- TASK TO COMPLETE: Repeat the material exactly as it appears.

Items from a dataset:
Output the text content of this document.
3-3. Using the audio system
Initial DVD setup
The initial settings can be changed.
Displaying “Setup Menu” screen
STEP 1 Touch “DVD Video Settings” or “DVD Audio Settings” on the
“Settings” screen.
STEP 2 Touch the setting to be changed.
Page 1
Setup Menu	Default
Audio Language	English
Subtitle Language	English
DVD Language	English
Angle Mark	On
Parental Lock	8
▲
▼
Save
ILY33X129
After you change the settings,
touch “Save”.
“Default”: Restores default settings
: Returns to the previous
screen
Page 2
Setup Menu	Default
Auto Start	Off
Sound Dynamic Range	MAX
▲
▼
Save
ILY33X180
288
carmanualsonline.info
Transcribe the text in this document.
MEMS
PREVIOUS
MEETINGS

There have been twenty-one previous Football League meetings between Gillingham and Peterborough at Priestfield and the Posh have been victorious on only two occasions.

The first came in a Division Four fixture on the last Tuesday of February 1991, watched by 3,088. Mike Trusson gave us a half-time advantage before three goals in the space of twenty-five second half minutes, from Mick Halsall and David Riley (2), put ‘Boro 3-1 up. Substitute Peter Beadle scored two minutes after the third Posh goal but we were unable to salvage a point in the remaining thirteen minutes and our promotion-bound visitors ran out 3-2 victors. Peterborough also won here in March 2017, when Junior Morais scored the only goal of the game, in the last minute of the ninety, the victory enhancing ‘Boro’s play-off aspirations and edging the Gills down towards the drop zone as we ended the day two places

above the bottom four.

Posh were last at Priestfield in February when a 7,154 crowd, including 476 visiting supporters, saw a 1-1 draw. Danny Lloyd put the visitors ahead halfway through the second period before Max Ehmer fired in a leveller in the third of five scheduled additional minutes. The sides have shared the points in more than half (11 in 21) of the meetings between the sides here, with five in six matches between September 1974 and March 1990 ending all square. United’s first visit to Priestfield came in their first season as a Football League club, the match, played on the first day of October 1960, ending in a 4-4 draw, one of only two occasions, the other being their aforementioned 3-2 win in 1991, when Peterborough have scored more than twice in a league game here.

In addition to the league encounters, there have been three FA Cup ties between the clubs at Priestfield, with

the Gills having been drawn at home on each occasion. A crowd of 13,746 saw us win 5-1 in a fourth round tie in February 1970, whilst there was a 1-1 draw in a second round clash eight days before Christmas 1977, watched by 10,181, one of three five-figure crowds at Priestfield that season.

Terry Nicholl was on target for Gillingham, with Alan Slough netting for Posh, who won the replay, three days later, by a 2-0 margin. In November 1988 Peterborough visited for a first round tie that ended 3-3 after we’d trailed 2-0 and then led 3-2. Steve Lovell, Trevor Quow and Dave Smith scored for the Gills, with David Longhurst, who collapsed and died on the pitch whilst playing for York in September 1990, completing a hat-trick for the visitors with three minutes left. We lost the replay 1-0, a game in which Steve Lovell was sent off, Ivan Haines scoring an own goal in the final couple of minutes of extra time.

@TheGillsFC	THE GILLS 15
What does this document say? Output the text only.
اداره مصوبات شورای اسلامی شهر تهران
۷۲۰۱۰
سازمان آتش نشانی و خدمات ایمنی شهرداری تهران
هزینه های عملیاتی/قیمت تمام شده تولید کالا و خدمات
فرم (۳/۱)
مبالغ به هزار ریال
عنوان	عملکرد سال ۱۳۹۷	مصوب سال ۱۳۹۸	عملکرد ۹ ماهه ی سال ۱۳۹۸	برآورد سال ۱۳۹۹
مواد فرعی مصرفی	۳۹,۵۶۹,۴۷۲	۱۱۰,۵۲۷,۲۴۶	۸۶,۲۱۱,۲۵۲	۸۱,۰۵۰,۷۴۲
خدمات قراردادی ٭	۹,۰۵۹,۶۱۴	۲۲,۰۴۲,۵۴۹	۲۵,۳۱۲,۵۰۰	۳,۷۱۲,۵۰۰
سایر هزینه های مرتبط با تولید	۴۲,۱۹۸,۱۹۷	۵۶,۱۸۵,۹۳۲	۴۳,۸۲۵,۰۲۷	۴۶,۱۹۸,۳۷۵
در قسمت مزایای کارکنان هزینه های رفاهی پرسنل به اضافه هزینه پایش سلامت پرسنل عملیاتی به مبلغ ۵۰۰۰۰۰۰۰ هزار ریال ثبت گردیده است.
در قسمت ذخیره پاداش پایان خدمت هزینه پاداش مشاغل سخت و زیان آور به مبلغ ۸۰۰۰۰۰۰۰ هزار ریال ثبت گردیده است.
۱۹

- WRITTEN ANSWER:
Output the text content of this document.
3-3. Using the audio system
Initial DVD setup
The initial settings can be changed.
Displaying “Setup Menu” screen
STEP 1 Touch “DVD Video Settings” or “DVD Audio Settings” on the
“Settings” screen.
STEP 2 Touch the setting to be changed.
Page 1
Setup Menu	Default
Audio Language	English
Subtitle Language	English
DVD Language	English
Angle Mark	On
Parental Lock	8
▲
▼
Save
ILY33X129
After you change the settings,
touch “Save”.
“Default”: Restores default settings
: Returns to the previous
screen
Page 2
Setup Menu	Default
Auto Start	Off
Sound Dynamic Range	MAX
▲
▼
Save
ILY33X180
288
carmanualsonline.info
Transcribe the text in this document.
MEMS
PREVIOUS
MEETINGS

There have been twenty-one previous Football League meetings between Gillingham and Peterborough at Priestfield and the Posh have been victorious on only two occasions.

The first came in a Division Four fixture on the last Tuesday of February 1991, watched by 3,088. Mike Trusson gave us a half-time advantage before three goals in the space of twenty-five second half minutes, from Mick Halsall and David Riley (2), put ‘Boro 3-1 up. Substitute Peter Beadle scored two minutes after the third Posh goal but we were unable to salvage a point in the remaining thirteen minutes and our promotion-bound visitors ran out 3-2 victors. Peterborough also won here in March 2017, when Junior Morais scored the only goal of the game, in the last minute of the ninety, the victory enhancing ‘Boro’s play-off aspirations and edging the Gills down towards the drop zone as we ended the day two places

above the bottom four.

Posh were last at Priestfield in February when a 7,154 crowd, including 476 visiting supporters, saw a 1-1 draw. Danny Lloyd put the visitors ahead halfway through the second period before Max Ehmer fired in a leveller in the third of five scheduled additional minutes. The sides have shared the points in more than half (11 in 21) of the meetings between the sides here, with five in six matches between September 1974 and March 1990 ending all square. United’s first visit to Priestfield came in their first season as a Football League club, the match, played on the first day of October 1960, ending in a 4-4 draw, one of only two occasions, the other being their aforementioned 3-2 win in 1991, when Peterborough have scored more than twice in a league game here.

In addition to the league encounters, there have been three FA Cup ties between the clubs at Priestfield, with

the Gills having been drawn at home on each occasion. A crowd of 13,746 saw us win 5-1 in a fourth round tie in February 1970, whilst there was a 1-1 draw in a second round clash eight days before Christmas 1977, watched by 10,181, one of three five-figure crowds at Priestfield that season.

Terry Nicholl was on target for Gillingham, with Alan Slough netting for Posh, who won the replay, three days later, by a 2-0 margin. In November 1988 Peterborough visited for a first round tie that ended 3-3 after we’d trailed 2-0 and then led 3-2. Steve Lovell, Trevor Quow and Dave Smith scored for the Gills, with David Longhurst, who collapsed and died on the pitch whilst playing for York in September 1990, completing a hat-trick for the visitors with three minutes left. We lost the replay 1-0, a game in which Steve Lovell was sent off, Ivan Haines scoring an own goal in the final couple of minutes of extra time.

@TheGillsFC	THE GILLS 15
What does this document say? Output the text only.
اداره مصوبات شورای اسلامی شهر تهران
۷۲۰۱۰
سازمان آتش نشانی و خدمات ایمنی شهرداری تهران
هزینه های عملیاتی/قیمت تمام شده تولید کالا و خدمات
فرم (۳/۱)
مبالغ به هزار ریال
عنوان	عملکرد سال ۱۳۹۷	مصوب سال ۱۳۹۸	عملکرد ۹ ماهه ی سال ۱۳۹۸	برآورد سال ۱۳۹۹
مواد فرعی مصرفی	۳۹,۵۶۹,۴۷۲	۱۱۰,۵۲۷,۲۴۶	۸۶,۲۱۱,۲۵۲	۸۱,۰۵۰,۷۴۲
خدمات قراردادی ٭	۹,۰۵۹,۶۱۴	۲۲,۰۴۲,۵۴۹	۲۵,۳۱۲,۵۰۰	۳,۷۱۲,۵۰۰
سایر هزینه های مرتبط با تولید	۴۲,۱۹۸,۱۹۷	۵۶,۱۸۵,۹۳۲	۴۳,۸۲۵,۰۲۷	۴۶,۱۹۸,۳۷۵
در قسمت مزایای کارکنان هزینه های رفاهی پرسنل به اضافه هزینه پایش سلامت پرسنل عملیاتی به مبلغ ۵۰۰۰۰۰۰۰ هزار ریال ثبت گردیده است.
در قسمت ذخیره پاداش پایان خدمت هزینه پاداش مشاغل سخت و زیان آور به مبلغ ۸۰۰۰۰۰۰۰ هزار ریال ثبت گردیده است.
۱۹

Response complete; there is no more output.